Task inputs
────
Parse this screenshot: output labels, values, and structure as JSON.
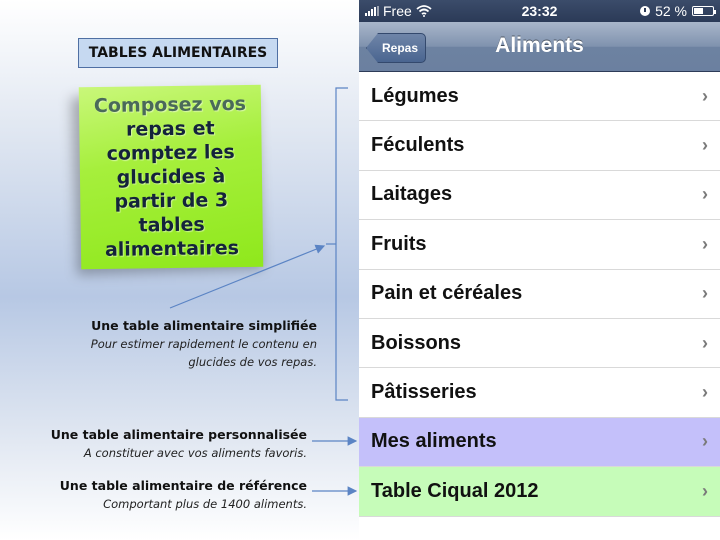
{
  "slide": {
    "title": "TABLES ALIMENTAIRES",
    "sticky_note_lines": [
      "Composez vos",
      "repas et",
      "comptez les",
      "glucides à",
      "partir de 3",
      "tables",
      "alimentaires"
    ],
    "sticky_color": "#9fee33",
    "descriptions": [
      {
        "heading": "Une table alimentaire simplifiée",
        "lines": [
          "Pour estimer rapidement le contenu en",
          "glucides de vos repas."
        ]
      },
      {
        "heading": "Une table alimentaire personnalisée",
        "lines": [
          "A constituer avec vos aliments favoris."
        ]
      },
      {
        "heading": "Une table alimentaire de référence",
        "lines": [
          "Comportant plus de 1400 aliments."
        ]
      }
    ],
    "arrow_color": "#5b84c4"
  },
  "phone": {
    "status_bar": {
      "carrier": "Free",
      "time": "23:32",
      "battery": "52 %",
      "battery_level": 0.52
    },
    "nav": {
      "back_label": "Repas",
      "title": "Aliments"
    },
    "items": [
      {
        "label": "Légumes",
        "style": "plain"
      },
      {
        "label": "Féculents",
        "style": "plain"
      },
      {
        "label": "Laitages",
        "style": "plain"
      },
      {
        "label": "Fruits",
        "style": "plain"
      },
      {
        "label": "Pain et céréales",
        "style": "plain"
      },
      {
        "label": "Boissons",
        "style": "plain"
      },
      {
        "label": "Pâtisseries",
        "style": "plain"
      },
      {
        "label": "Mes aliments",
        "style": "purple"
      },
      {
        "label": "Table Ciqual 2012",
        "style": "green"
      }
    ],
    "chevron": "›"
  }
}
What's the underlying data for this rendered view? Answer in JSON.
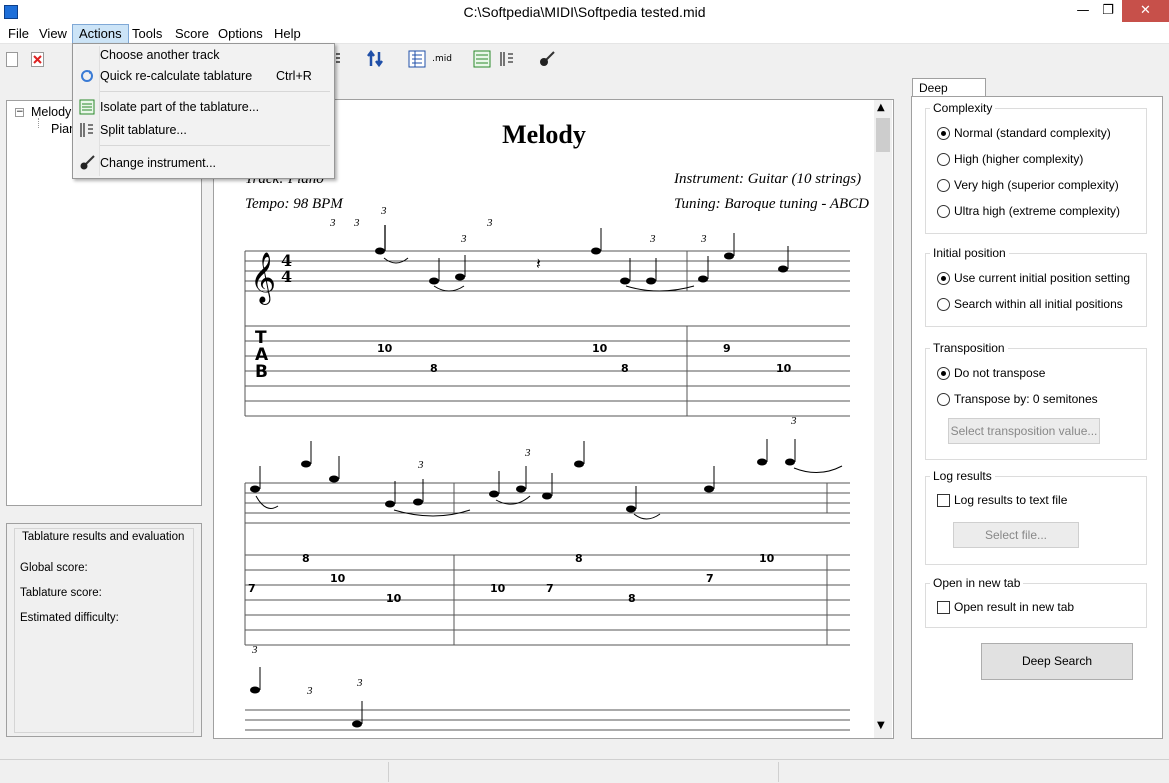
{
  "window": {
    "title": "C:\\Softpedia\\MIDI\\Softpedia tested.mid",
    "minimize": "—",
    "maximize": "❐",
    "close": "✕"
  },
  "menubar": {
    "items": [
      "File",
      "View",
      "Actions",
      "Tools",
      "Score",
      "Options",
      "Help"
    ],
    "active": "Actions"
  },
  "actions_menu": {
    "items": [
      {
        "label": "Choose another track",
        "shortcut": ""
      },
      {
        "label": "Quick re-calculate tablature",
        "shortcut": "Ctrl+R"
      },
      {
        "label": "Isolate part of the tablature...",
        "shortcut": ""
      },
      {
        "label": "Split tablature...",
        "shortcut": ""
      },
      {
        "label": "Change instrument...",
        "shortcut": ""
      }
    ]
  },
  "toolbar": {
    "mid_label": ".mid"
  },
  "tree": {
    "root": "Melody",
    "child": "Piano"
  },
  "results": {
    "title": "Tablature results and evaluation",
    "global_score": "Global score:",
    "tablature_score": "Tablature score:",
    "estimated_difficulty": "Estimated difficulty:"
  },
  "score": {
    "title": "Melody",
    "track": "Track: Piano",
    "tempo": "Tempo: 98 BPM",
    "instrument": "Instrument: Guitar (10 strings)",
    "tuning": "Tuning: Baroque tuning - ABCD",
    "tab_letters": [
      "T",
      "A",
      "B"
    ],
    "triplet_mark": "3",
    "row1_numbers": [
      "10",
      "8",
      "10",
      "8",
      "9",
      "10"
    ],
    "row2_numbers": [
      "7",
      "8",
      "10",
      "10",
      "10",
      "7",
      "8",
      "8",
      "7",
      "10"
    ]
  },
  "deep_search": {
    "tab_label": "Deep Search",
    "complexity": {
      "title": "Complexity",
      "options": [
        "Normal (standard complexity)",
        "High (higher complexity)",
        "Very high (superior complexity)",
        "Ultra high (extreme complexity)"
      ],
      "selected": 0
    },
    "initial_position": {
      "title": "Initial position",
      "options": [
        "Use current initial position setting",
        "Search within all initial positions"
      ],
      "selected": 0
    },
    "transposition": {
      "title": "Transposition",
      "options": [
        "Do not transpose",
        "Transpose by: 0 semitones"
      ],
      "selected": 0,
      "select_button": "Select transposition value..."
    },
    "log_results": {
      "title": "Log results",
      "checkbox": "Log results to text file",
      "select_button": "Select file..."
    },
    "open_new_tab": {
      "title": "Open in new tab",
      "checkbox": "Open result in new tab"
    },
    "button": "Deep Search"
  }
}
────
Stated goal
Repeat all the data as it stands, dropping any images it holds.

Response below
Parse this screenshot: output labels, values, and structure as JSON.
{
  "slide": {
    "title": "TABLES ALIMENTAIRES",
    "sticky_note_lines": [
      "Composez vos",
      "repas et",
      "comptez les",
      "glucides à",
      "partir de 3",
      "tables",
      "alimentaires"
    ],
    "sticky_color": "#9fee33",
    "descriptions": [
      {
        "heading": "Une table alimentaire simplifiée",
        "lines": [
          "Pour estimer rapidement le contenu en",
          "glucides de vos repas."
        ]
      },
      {
        "heading": "Une table alimentaire personnalisée",
        "lines": [
          "A constituer avec vos aliments favoris."
        ]
      },
      {
        "heading": "Une table alimentaire de référence",
        "lines": [
          "Comportant plus de 1400 aliments."
        ]
      }
    ],
    "arrow_color": "#5b84c4"
  },
  "phone": {
    "status_bar": {
      "carrier": "Free",
      "time": "23:32",
      "battery": "52 %",
      "battery_level": 0.52
    },
    "nav": {
      "back_label": "Repas",
      "title": "Aliments"
    },
    "items": [
      {
        "label": "Légumes",
        "style": "plain"
      },
      {
        "label": "Féculents",
        "style": "plain"
      },
      {
        "label": "Laitages",
        "style": "plain"
      },
      {
        "label": "Fruits",
        "style": "plain"
      },
      {
        "label": "Pain et céréales",
        "style": "plain"
      },
      {
        "label": "Boissons",
        "style": "plain"
      },
      {
        "label": "Pâtisseries",
        "style": "plain"
      },
      {
        "label": "Mes aliments",
        "style": "purple"
      },
      {
        "label": "Table Ciqual 2012",
        "style": "green"
      }
    ],
    "chevron": "›"
  }
}
What's the underlying data for this rendered view? Answer in JSON.
{
  "window": {
    "title": "C:\\Softpedia\\MIDI\\Softpedia tested.mid",
    "minimize": "—",
    "maximize": "❐",
    "close": "✕"
  },
  "menubar": {
    "items": [
      "File",
      "View",
      "Actions",
      "Tools",
      "Score",
      "Options",
      "Help"
    ],
    "active": "Actions"
  },
  "actions_menu": {
    "items": [
      {
        "label": "Choose another track",
        "shortcut": ""
      },
      {
        "label": "Quick re-calculate tablature",
        "shortcut": "Ctrl+R"
      },
      {
        "label": "Isolate part of the tablature...",
        "shortcut": ""
      },
      {
        "label": "Split tablature...",
        "shortcut": ""
      },
      {
        "label": "Change instrument...",
        "shortcut": ""
      }
    ]
  },
  "toolbar": {
    "mid_label": ".mid"
  },
  "tree": {
    "root": "Melody",
    "child": "Piano"
  },
  "results": {
    "title": "Tablature results and evaluation",
    "global_score": "Global score:",
    "tablature_score": "Tablature score:",
    "estimated_difficulty": "Estimated difficulty:"
  },
  "score": {
    "title": "Melody",
    "track": "Track: Piano",
    "tempo": "Tempo: 98 BPM",
    "instrument": "Instrument: Guitar (10 strings)",
    "tuning": "Tuning: Baroque tuning - ABCD",
    "tab_letters": [
      "T",
      "A",
      "B"
    ],
    "triplet_mark": "3",
    "row1_numbers": [
      "10",
      "8",
      "10",
      "8",
      "9",
      "10"
    ],
    "row2_numbers": [
      "7",
      "8",
      "10",
      "10",
      "10",
      "7",
      "8",
      "8",
      "7",
      "10"
    ]
  },
  "deep_search": {
    "tab_label": "Deep Search",
    "complexity": {
      "title": "Complexity",
      "options": [
        "Normal (standard complexity)",
        "High (higher complexity)",
        "Very high (superior complexity)",
        "Ultra high (extreme complexity)"
      ],
      "selected": 0
    },
    "initial_position": {
      "title": "Initial position",
      "options": [
        "Use current initial position setting",
        "Search within all initial positions"
      ],
      "selected": 0
    },
    "transposition": {
      "title": "Transposition",
      "options": [
        "Do not transpose",
        "Transpose by: 0 semitones"
      ],
      "selected": 0,
      "select_button": "Select transposition value..."
    },
    "log_results": {
      "title": "Log results",
      "checkbox": "Log results to text file",
      "select_button": "Select file..."
    },
    "open_new_tab": {
      "title": "Open in new tab",
      "checkbox": "Open result in new tab"
    },
    "button": "Deep Search"
  }
}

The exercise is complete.